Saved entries
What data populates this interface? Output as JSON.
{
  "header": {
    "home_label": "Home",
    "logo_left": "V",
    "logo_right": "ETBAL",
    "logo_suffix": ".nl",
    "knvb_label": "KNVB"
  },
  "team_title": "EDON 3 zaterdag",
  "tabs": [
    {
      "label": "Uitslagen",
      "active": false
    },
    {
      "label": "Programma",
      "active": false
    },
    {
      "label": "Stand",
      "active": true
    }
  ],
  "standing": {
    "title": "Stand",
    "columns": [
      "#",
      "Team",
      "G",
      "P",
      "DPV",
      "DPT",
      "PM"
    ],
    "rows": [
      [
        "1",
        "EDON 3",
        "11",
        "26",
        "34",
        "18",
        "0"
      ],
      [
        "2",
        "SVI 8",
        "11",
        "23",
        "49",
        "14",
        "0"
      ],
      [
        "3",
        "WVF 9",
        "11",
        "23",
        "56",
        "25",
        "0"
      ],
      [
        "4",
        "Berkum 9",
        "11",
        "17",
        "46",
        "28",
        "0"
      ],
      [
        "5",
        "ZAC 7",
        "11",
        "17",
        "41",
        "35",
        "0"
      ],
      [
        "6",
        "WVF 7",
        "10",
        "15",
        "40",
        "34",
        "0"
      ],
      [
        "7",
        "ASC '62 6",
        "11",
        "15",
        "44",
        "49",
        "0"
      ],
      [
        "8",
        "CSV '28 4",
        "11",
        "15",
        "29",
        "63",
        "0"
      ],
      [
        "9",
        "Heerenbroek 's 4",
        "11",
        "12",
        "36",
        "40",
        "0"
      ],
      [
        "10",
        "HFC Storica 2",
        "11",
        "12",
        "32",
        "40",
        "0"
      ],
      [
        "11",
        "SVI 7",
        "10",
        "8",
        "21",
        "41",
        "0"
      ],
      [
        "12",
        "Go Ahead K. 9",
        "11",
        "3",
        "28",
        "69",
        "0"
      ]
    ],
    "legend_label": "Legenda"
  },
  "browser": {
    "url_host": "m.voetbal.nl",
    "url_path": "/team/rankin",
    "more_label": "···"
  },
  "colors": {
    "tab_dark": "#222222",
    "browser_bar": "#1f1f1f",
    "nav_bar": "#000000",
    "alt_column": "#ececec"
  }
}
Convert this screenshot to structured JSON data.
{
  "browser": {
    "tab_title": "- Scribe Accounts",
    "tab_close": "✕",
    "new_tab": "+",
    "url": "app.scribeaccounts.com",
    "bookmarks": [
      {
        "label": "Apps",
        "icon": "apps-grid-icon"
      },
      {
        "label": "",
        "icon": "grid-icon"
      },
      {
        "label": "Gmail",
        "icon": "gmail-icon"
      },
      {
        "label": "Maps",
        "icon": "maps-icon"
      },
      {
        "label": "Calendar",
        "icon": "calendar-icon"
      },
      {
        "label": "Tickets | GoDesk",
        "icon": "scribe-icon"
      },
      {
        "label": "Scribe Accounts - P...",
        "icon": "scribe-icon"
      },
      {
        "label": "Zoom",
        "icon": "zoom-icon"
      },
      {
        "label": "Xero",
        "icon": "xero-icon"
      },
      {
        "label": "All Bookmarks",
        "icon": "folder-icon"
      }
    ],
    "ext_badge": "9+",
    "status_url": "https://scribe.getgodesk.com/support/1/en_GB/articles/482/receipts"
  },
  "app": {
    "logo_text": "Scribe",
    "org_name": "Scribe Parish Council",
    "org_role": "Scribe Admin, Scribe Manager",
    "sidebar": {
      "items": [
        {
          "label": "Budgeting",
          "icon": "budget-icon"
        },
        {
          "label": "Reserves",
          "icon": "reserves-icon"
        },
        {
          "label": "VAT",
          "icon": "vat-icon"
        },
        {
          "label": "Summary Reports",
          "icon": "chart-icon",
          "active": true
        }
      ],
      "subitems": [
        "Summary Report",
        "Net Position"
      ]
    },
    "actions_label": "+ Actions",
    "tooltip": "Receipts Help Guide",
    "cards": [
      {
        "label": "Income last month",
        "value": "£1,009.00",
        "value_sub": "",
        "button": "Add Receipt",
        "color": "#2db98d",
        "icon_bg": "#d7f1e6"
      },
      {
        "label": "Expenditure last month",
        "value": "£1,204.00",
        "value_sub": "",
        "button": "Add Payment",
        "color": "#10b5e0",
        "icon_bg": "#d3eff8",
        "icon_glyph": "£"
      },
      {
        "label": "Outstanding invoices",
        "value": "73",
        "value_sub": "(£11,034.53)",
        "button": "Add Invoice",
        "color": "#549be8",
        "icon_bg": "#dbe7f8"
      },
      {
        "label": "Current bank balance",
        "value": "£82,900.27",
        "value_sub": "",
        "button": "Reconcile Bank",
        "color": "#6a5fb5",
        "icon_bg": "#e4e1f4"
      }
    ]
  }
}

◆ Objective
Determine how many lines of the records above contain the word "Summary", and report only that number.

◆ In response
2